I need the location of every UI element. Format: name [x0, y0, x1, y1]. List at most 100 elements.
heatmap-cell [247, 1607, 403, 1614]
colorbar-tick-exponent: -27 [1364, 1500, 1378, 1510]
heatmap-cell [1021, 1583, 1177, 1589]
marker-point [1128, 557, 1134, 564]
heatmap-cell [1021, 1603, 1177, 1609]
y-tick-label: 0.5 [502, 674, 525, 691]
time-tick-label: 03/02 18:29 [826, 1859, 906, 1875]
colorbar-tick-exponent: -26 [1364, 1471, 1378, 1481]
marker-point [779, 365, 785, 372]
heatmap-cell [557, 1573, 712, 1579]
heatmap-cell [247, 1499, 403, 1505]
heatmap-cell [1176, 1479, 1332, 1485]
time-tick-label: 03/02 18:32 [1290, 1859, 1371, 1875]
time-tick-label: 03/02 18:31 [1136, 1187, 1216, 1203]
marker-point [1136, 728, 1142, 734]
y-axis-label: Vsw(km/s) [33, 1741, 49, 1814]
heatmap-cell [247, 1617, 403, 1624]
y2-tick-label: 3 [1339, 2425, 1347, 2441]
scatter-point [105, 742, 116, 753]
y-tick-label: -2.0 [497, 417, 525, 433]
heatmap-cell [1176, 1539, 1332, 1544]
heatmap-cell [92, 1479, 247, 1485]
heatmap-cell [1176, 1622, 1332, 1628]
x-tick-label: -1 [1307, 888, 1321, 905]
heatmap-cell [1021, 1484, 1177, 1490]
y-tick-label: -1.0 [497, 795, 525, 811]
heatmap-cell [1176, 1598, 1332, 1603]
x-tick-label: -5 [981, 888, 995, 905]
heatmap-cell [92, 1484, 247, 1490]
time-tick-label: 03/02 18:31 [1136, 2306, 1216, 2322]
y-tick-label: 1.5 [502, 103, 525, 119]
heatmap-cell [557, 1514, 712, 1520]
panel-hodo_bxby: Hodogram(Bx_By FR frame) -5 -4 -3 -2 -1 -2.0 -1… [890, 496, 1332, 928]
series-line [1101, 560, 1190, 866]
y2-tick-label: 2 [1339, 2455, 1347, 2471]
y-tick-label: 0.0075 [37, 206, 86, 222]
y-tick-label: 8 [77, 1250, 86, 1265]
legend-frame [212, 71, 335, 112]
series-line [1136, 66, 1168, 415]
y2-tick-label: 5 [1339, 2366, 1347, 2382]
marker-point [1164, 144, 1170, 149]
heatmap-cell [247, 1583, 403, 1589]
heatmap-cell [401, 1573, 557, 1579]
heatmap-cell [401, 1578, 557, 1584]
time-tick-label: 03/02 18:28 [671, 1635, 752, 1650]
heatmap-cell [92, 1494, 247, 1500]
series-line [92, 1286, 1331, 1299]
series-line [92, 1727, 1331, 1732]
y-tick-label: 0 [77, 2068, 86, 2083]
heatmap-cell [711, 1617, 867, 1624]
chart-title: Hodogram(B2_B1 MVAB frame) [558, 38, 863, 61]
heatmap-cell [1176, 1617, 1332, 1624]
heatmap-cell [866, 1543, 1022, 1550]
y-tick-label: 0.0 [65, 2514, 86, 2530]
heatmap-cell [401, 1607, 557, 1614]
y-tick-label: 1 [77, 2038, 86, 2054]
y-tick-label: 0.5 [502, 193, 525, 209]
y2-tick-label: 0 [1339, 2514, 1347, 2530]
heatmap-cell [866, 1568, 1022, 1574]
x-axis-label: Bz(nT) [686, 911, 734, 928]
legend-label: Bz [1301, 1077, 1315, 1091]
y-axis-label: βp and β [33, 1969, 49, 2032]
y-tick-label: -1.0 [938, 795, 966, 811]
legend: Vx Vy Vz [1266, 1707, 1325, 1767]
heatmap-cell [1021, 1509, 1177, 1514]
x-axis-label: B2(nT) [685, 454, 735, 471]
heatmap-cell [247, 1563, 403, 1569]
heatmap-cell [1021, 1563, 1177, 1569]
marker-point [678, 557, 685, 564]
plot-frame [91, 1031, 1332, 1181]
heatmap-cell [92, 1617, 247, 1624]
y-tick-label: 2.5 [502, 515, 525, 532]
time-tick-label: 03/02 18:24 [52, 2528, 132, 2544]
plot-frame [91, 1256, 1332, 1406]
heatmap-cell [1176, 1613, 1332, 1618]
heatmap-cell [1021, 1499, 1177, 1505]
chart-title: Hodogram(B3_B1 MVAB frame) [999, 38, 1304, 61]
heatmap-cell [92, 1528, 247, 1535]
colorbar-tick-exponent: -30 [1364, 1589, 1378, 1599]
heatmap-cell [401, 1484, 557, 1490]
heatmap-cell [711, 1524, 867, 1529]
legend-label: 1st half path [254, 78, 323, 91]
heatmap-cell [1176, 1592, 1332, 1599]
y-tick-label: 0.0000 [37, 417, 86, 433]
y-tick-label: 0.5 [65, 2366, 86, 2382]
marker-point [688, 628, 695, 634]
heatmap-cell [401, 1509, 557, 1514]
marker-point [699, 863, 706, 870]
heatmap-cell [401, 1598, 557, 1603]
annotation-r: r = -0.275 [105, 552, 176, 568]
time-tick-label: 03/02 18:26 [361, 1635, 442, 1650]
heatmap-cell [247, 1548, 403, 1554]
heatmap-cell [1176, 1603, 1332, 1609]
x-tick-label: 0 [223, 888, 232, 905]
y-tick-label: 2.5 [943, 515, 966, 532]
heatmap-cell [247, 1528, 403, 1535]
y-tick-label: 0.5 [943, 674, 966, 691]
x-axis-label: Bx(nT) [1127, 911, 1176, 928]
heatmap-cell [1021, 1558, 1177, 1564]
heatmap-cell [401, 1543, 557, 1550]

* * *

_WHAT YOU HAVE TO DO_:
Please set out every line of the entries above as a Markdown table with the columns Row and Line, numbering each row and leaving out blank lines.

_FINISHED EXERCISE_:
| Row | Line |
|---|---|
| 1 | I need the location of every UI element. Format: name [x0, y0, x1, y1]. List at most 100 elements. |
| 2 | heatmap-cell [247, 1607, 403, 1614] |
| 3 | colorbar-tick-exponent: -27 [1364, 1500, 1378, 1510] |
| 4 | heatmap-cell [1021, 1583, 1177, 1589] |
| 5 | marker-point [1128, 557, 1134, 564] |
| 6 | heatmap-cell [1021, 1603, 1177, 1609] |
| 7 | y-tick-label: 0.5 [502, 674, 525, 691] |
| 8 | time-tick-label: 03/02 18:29 [826, 1859, 906, 1875] |
| 9 | colorbar-tick-exponent: -26 [1364, 1471, 1378, 1481] |
| 10 | marker-point [779, 365, 785, 372] |
| 11 | heatmap-cell [557, 1573, 712, 1579] |
| 12 | heatmap-cell [247, 1499, 403, 1505] |
| 13 | heatmap-cell [1176, 1479, 1332, 1485] |
| 14 | time-tick-label: 03/02 18:32 [1290, 1859, 1371, 1875] |
| 15 | time-tick-label: 03/02 18:31 [1136, 1187, 1216, 1203] |
| 16 | marker-point [1136, 728, 1142, 734] |
| 17 | y-axis-label: Vsw(km/s) [33, 1741, 49, 1814] |
| 18 | heatmap-cell [247, 1617, 403, 1624] |
| 19 | y2-tick-label: 3 [1339, 2425, 1347, 2441] |
| 20 | scatter-point [105, 742, 116, 753] |
| 21 | y-tick-label: -2.0 [497, 417, 525, 433] |
| 22 | heatmap-cell [1176, 1539, 1332, 1544] |
| 23 | heatmap-cell [92, 1479, 247, 1485] |
| 24 | heatmap-cell [1176, 1622, 1332, 1628] |
| 25 | x-tick-label: -1 [1307, 888, 1321, 905] |
| 26 | heatmap-cell [1021, 1484, 1177, 1490] |
| 27 | y-tick-label: -1.0 [497, 795, 525, 811] |
| 28 | heatmap-cell [1176, 1598, 1332, 1603] |
| 29 | x-tick-label: -5 [981, 888, 995, 905] |
| 30 | heatmap-cell [92, 1484, 247, 1490] |
| 31 | time-tick-label: 03/02 18:31 [1136, 2306, 1216, 2322] |
| 32 | y-tick-label: 1.5 [502, 103, 525, 119] |
| 33 | heatmap-cell [557, 1514, 712, 1520] |
| 34 | panel-hodo_bxby: Hodogram(Bx_By FR frame) -5 -4 -3 -2 -1 -2.0 -1… [890, 496, 1332, 928] |
| 35 | series-line [1101, 560, 1190, 866] |
| 36 | y2-tick-label: 2 [1339, 2455, 1347, 2471] |
| 37 | y-tick-label: 0.0075 [37, 206, 86, 222] |
| 38 | y-tick-label: 8 [77, 1250, 86, 1265] |
| 39 | legend-frame [212, 71, 335, 112] |
| 40 | series-line [1136, 66, 1168, 415] |
| 41 | y2-tick-label: 5 [1339, 2366, 1347, 2382] |
| 42 | marker-point [1164, 144, 1170, 149] |
| 43 | heatmap-cell [247, 1583, 403, 1589] |
| 44 | heatmap-cell [401, 1573, 557, 1579] |
| 45 | heatmap-cell [401, 1578, 557, 1584] |
| 46 | time-tick-label: 03/02 18:28 [671, 1635, 752, 1650] |
| 47 | heatmap-cell [92, 1494, 247, 1500] |
| 48 | series-line [92, 1286, 1331, 1299] |
| 49 | series-line [92, 1727, 1331, 1732] |
| 50 | y-tick-label: 0 [77, 2068, 86, 2083] |
| 51 | heatmap-cell [711, 1617, 867, 1624] |
| 52 | chart-title: Hodogram(B2_B1 MVAB frame) [558, 38, 863, 61] |
| 53 | heatmap-cell [1176, 1617, 1332, 1624] |
| 54 | heatmap-cell [866, 1543, 1022, 1550] |
| 55 | y-tick-label: 0.0 [65, 2514, 86, 2530] |
| 56 | heatmap-cell [401, 1607, 557, 1614] |
| 57 | y-tick-label: 1 [77, 2038, 86, 2054] |
| 58 | y-tick-label: 0.5 [502, 193, 525, 209] |
| 59 | y2-tick-label: 0 [1339, 2514, 1347, 2530] |
| 60 | heatmap-cell [866, 1568, 1022, 1574] |
| 61 | x-axis-label: Bz(nT) [686, 911, 734, 928] |
| 62 | legend-label: Bz [1301, 1077, 1315, 1091] |
| 63 | y-axis-label: βp and β [33, 1969, 49, 2032] |
| 64 | y-tick-label: -1.0 [938, 795, 966, 811] |
| 65 | legend: Vx Vy Vz [1266, 1707, 1325, 1767] |
| 66 | heatmap-cell [1021, 1509, 1177, 1514] |
| 67 | x-axis-label: B2(nT) [685, 454, 735, 471] |
| 68 | heatmap-cell [247, 1563, 403, 1569] |
| 69 | heatmap-cell [1021, 1563, 1177, 1569] |
| 70 | marker-point [678, 557, 685, 564] |
| 71 | plot-frame [91, 1031, 1332, 1181] |
| 72 | heatmap-cell [92, 1617, 247, 1624] |
| 73 | y-tick-label: 2.5 [502, 515, 525, 532] |
| 74 | time-tick-label: 03/02 18:24 [52, 2528, 132, 2544] |
| 75 | plot-frame [91, 1256, 1332, 1406] |
| 76 | heatmap-cell [1176, 1613, 1332, 1618] |
| 77 | heatmap-cell [1021, 1499, 1177, 1505] |
| 78 | chart-title: Hodogram(B3_B1 MVAB frame) [999, 38, 1304, 61] |
| 79 | heatmap-cell [92, 1528, 247, 1535] |
| 80 | colorbar-tick-exponent: -30 [1364, 1589, 1378, 1599] |
| 81 | heatmap-cell [401, 1484, 557, 1490] |
| 82 | heatmap-cell [711, 1524, 867, 1529] |
| 83 | legend-label: 1st half path [254, 78, 323, 91] |
| 84 | heatmap-cell [1176, 1592, 1332, 1599] |
| 85 | y-tick-label: 0.0000 [37, 417, 86, 433] |
| 86 | y-tick-label: 0.5 [65, 2366, 86, 2382] |
| 87 | marker-point [688, 628, 695, 634] |
| 88 | heatmap-cell [401, 1509, 557, 1514] |
| 89 | marker-point [699, 863, 706, 870] |
| 90 | heatmap-cell [401, 1598, 557, 1603] |
| 91 | annotation-r: r = -0.275 [105, 552, 176, 568] |
| 92 | time-tick-label: 03/02 18:26 [361, 1635, 442, 1650] |
| 93 | heatmap-cell [247, 1548, 403, 1554] |
| 94 | heatmap-cell [1176, 1603, 1332, 1609] |
| 95 | x-tick-label: 0 [223, 888, 232, 905] |
| 96 | y-tick-label: 2.5 [943, 515, 966, 532] |
| 97 | heatmap-cell [247, 1528, 403, 1535] |
| 98 | y-tick-label: 0.5 [943, 674, 966, 691] |
| 99 | x-axis-label: Bx(nT) [1127, 911, 1176, 928] |
| 100 | heatmap-cell [1021, 1558, 1177, 1564] |
| 101 | heatmap-cell [401, 1543, 557, 1550] |